### DATASET RECORDS

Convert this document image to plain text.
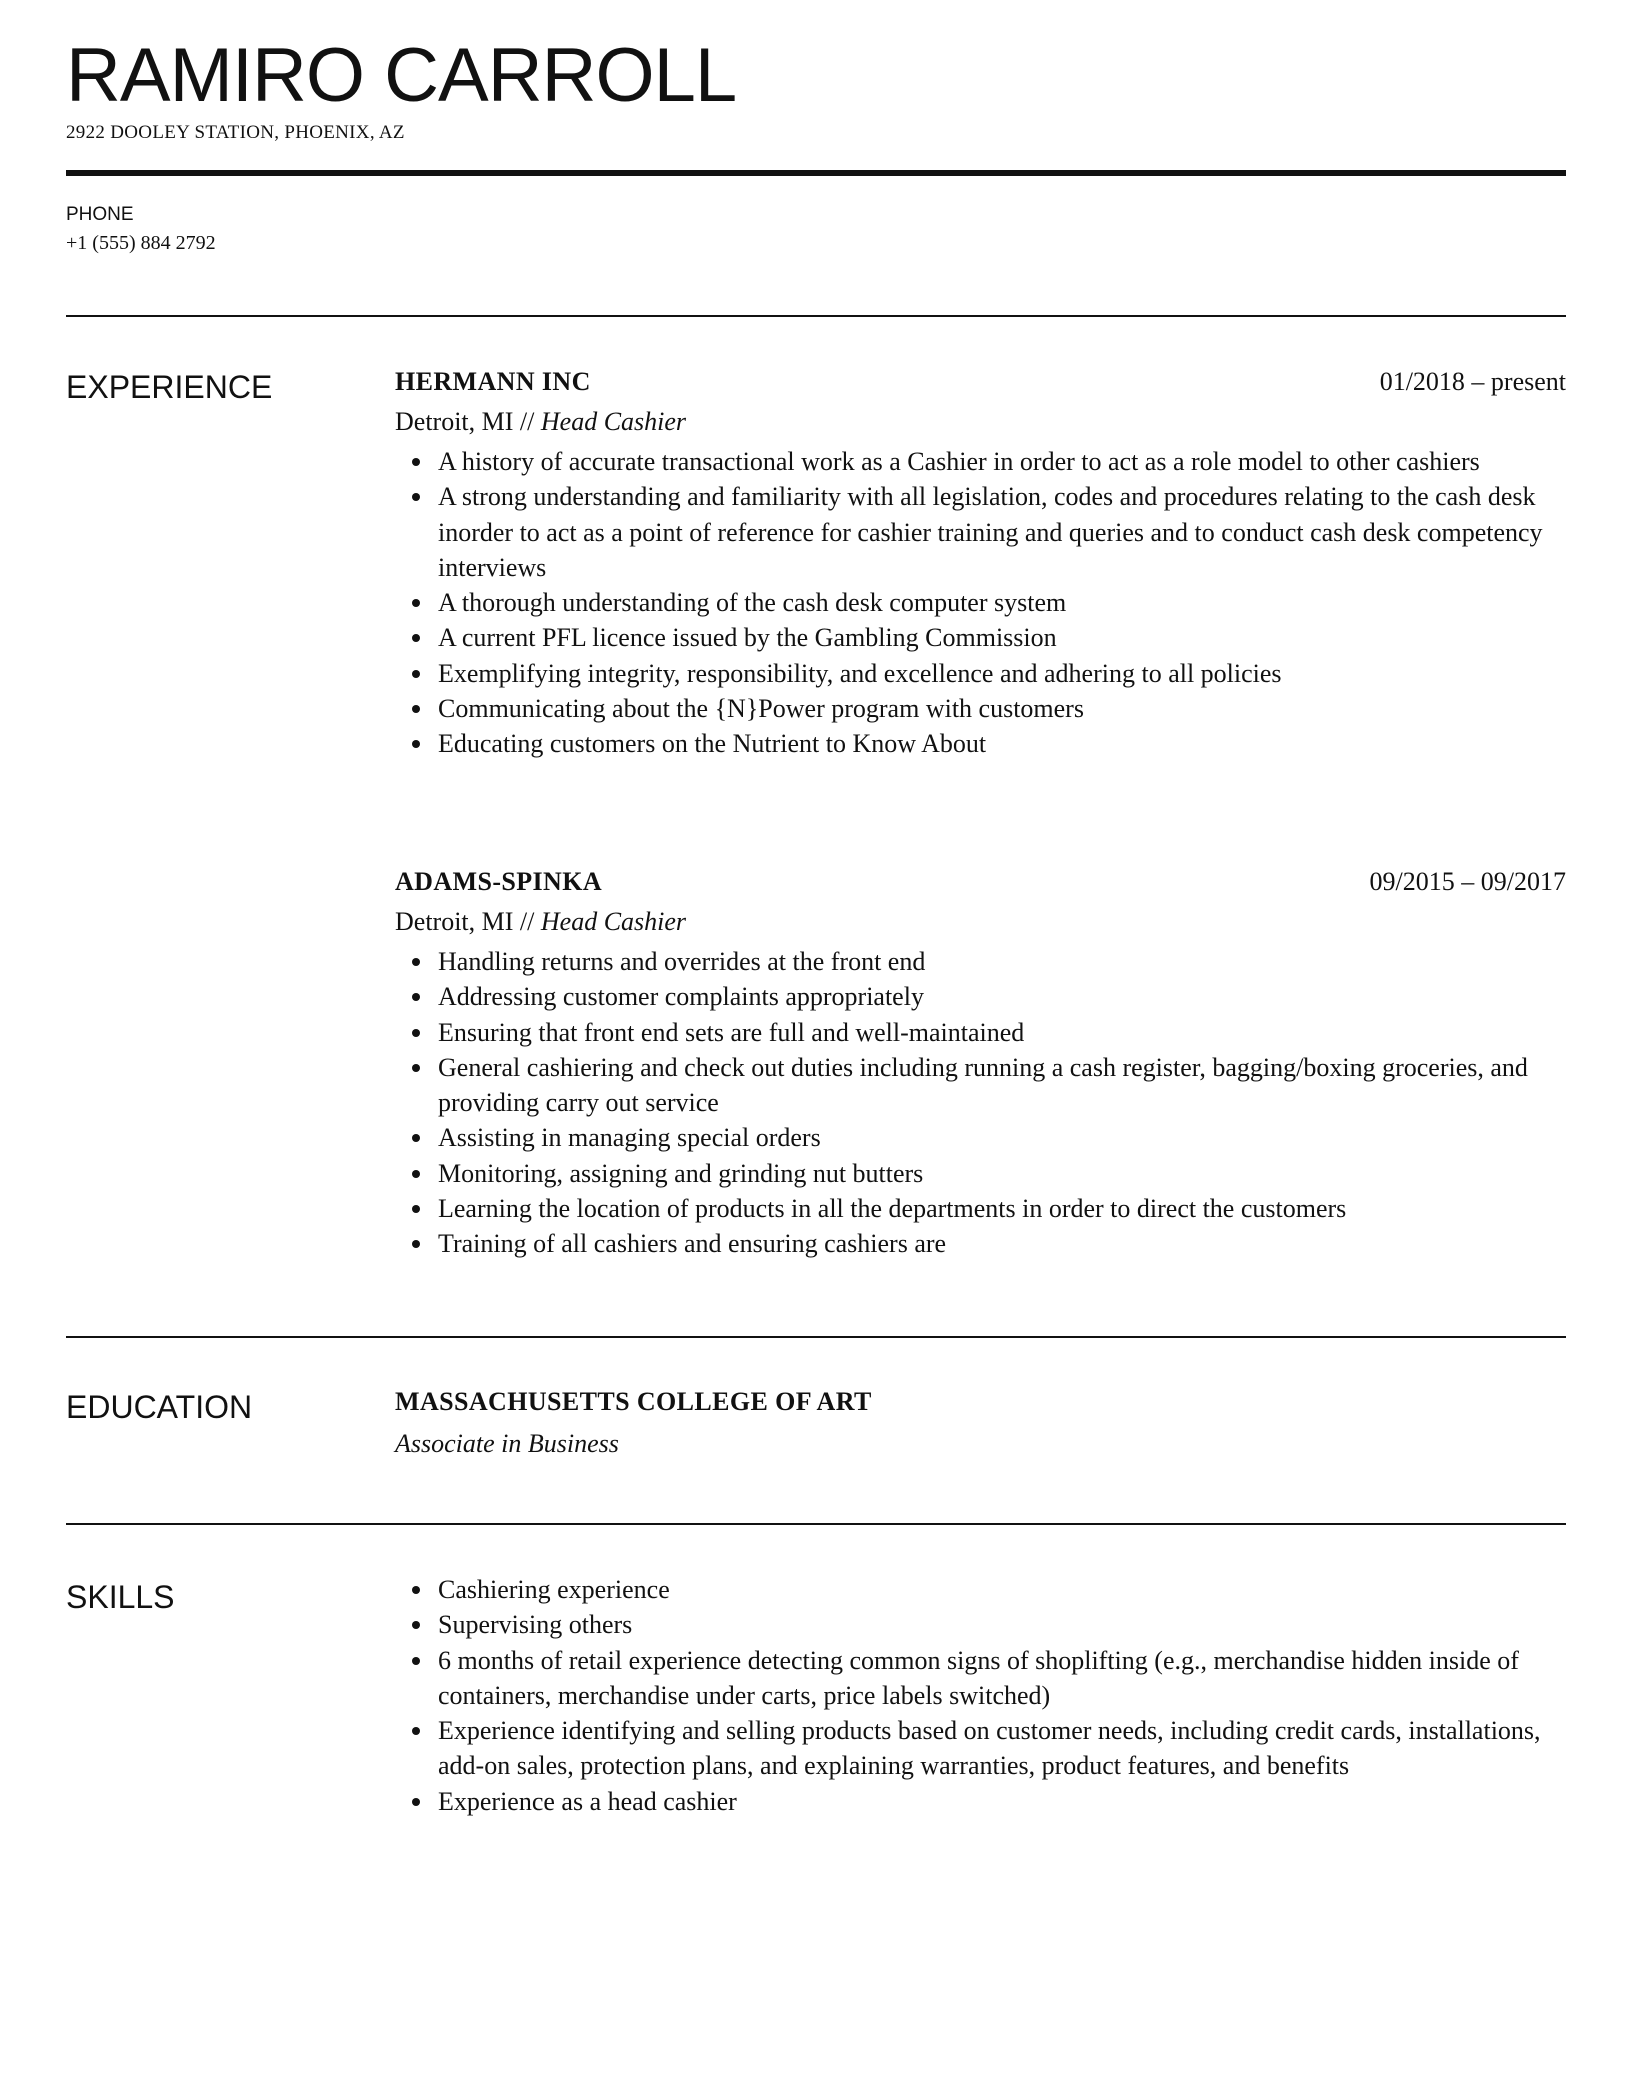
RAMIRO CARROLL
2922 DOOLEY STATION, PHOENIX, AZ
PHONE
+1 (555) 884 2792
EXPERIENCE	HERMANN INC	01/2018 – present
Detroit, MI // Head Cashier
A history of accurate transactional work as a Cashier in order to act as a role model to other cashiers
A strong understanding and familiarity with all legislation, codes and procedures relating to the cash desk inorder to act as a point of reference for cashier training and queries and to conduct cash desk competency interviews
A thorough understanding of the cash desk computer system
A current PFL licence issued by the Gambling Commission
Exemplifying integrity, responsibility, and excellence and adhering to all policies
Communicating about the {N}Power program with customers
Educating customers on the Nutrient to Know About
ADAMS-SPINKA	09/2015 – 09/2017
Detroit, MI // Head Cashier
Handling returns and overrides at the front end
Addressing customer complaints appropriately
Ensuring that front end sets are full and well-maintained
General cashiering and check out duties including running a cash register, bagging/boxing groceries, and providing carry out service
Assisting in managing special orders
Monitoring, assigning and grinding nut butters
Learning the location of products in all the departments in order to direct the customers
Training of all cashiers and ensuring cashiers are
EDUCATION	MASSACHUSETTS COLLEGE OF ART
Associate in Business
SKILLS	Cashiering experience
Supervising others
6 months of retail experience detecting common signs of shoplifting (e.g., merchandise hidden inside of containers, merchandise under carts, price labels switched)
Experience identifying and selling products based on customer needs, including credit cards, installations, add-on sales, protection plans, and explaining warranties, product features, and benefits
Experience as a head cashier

######
### DATASET RECORDS

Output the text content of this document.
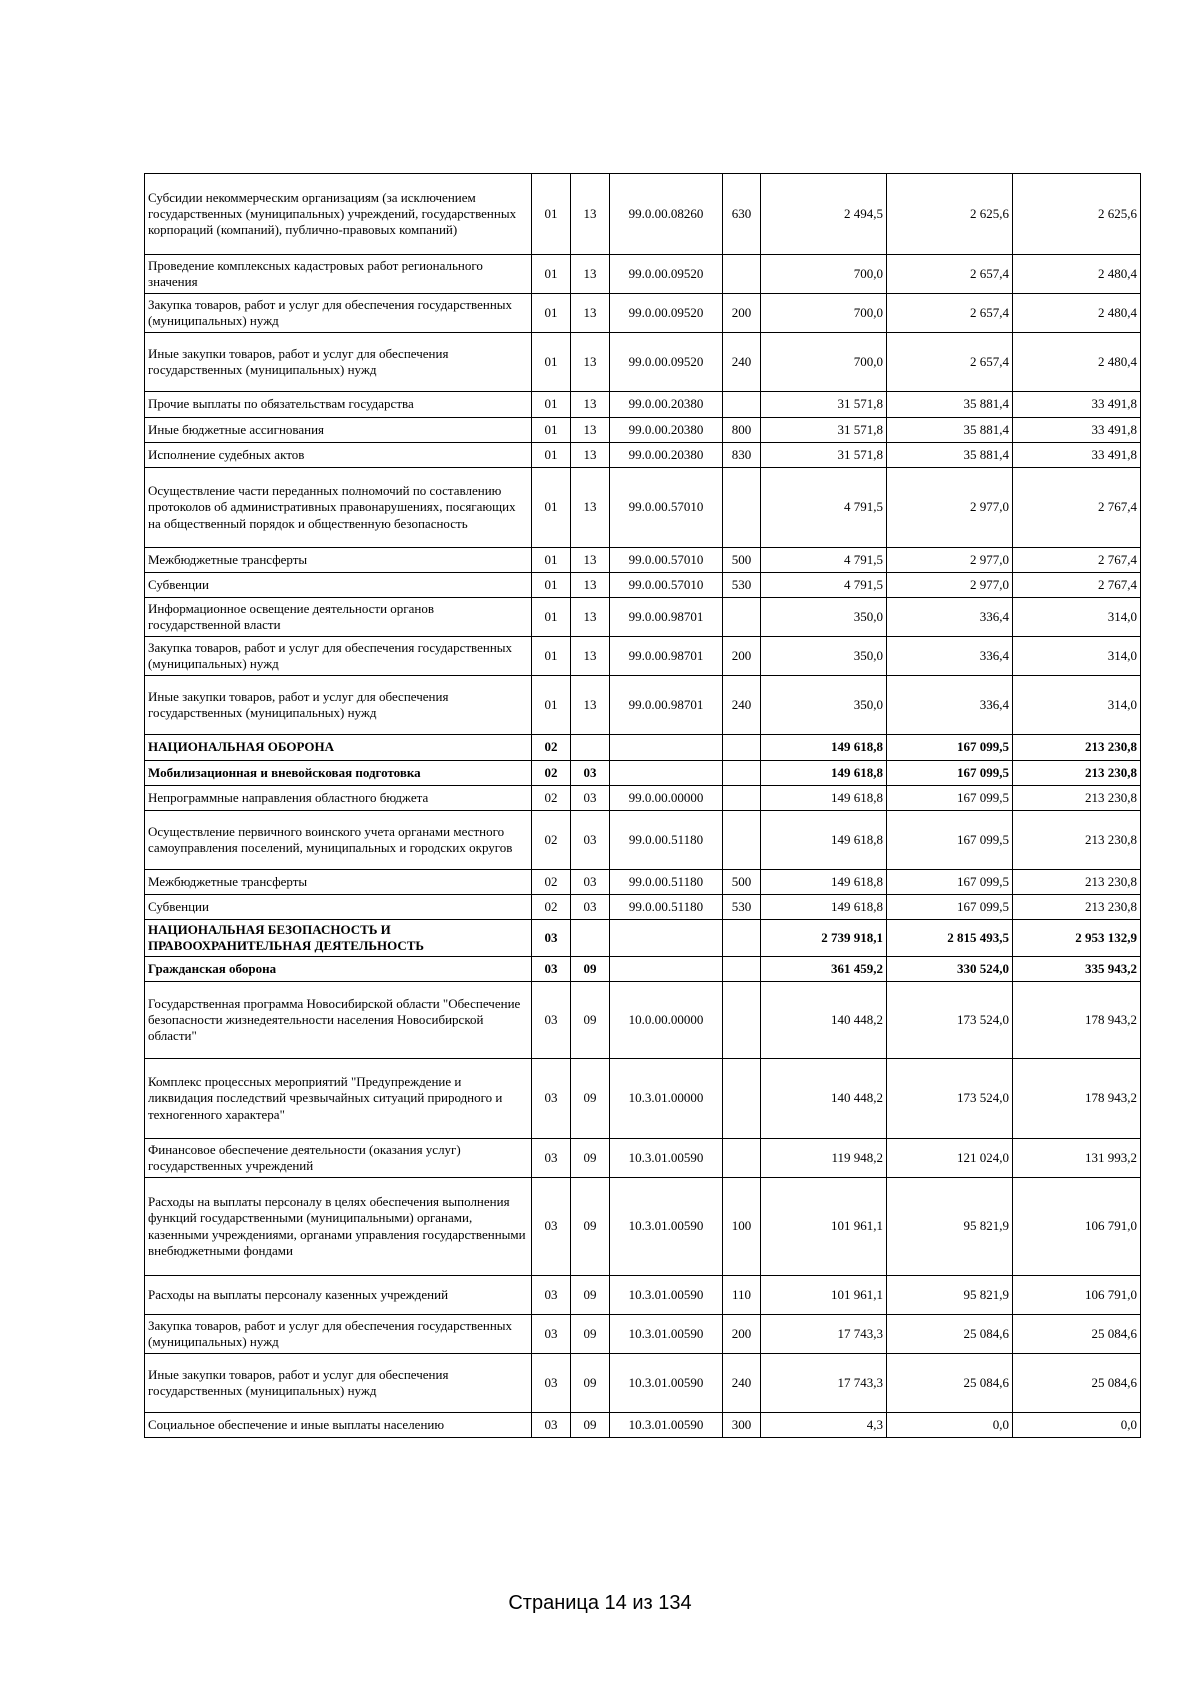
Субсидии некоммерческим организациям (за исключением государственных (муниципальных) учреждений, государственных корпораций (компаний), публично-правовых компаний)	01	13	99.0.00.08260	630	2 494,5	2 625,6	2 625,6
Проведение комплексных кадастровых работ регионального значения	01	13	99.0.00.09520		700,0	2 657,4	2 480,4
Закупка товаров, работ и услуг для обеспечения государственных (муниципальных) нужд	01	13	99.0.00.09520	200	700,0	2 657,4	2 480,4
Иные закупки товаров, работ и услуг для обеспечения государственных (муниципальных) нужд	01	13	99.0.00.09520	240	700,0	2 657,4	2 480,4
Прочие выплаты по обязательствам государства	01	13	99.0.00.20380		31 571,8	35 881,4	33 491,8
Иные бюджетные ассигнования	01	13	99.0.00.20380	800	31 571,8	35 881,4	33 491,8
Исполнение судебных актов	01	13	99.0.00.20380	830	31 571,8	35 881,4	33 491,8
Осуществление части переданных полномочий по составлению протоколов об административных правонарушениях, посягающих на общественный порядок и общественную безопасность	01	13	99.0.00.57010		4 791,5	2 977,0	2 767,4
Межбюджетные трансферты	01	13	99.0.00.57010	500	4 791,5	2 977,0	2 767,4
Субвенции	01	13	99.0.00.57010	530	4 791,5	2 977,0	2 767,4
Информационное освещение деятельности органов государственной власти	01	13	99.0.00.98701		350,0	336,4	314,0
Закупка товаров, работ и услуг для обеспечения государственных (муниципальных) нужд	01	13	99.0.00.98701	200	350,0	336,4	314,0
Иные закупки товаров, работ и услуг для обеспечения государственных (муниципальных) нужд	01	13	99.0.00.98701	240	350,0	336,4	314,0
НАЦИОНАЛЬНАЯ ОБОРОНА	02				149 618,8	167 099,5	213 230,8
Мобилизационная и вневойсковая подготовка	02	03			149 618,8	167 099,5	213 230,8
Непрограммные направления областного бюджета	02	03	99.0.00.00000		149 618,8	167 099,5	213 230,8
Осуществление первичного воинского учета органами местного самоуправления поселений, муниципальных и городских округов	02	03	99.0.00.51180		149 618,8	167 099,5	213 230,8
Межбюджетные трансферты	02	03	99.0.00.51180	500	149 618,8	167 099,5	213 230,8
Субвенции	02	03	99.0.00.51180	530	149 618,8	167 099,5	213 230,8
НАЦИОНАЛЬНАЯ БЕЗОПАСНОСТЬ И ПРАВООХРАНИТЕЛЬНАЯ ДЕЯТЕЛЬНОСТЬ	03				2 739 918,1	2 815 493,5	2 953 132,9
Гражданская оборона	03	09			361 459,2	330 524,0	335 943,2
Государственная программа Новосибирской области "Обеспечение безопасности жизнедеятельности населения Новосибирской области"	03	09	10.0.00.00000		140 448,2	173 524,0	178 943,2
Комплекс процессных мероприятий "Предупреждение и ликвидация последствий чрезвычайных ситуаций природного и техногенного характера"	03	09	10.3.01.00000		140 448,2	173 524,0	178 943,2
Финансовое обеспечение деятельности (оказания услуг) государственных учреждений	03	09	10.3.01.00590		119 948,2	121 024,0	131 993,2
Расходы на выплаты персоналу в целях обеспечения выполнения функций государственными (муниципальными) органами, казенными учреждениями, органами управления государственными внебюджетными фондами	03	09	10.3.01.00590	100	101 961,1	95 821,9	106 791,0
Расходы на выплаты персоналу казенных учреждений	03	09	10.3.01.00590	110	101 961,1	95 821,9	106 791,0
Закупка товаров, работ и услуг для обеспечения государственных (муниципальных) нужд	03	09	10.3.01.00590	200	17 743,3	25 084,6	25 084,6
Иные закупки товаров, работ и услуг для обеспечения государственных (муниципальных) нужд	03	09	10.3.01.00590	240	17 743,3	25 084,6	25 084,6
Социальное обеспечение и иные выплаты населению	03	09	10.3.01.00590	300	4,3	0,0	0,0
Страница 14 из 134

######

Check every line of the material for the string "НАЦИОНАЛЬНАЯ" and give the number of lines that have it, without anything else.

SOLUTION: 2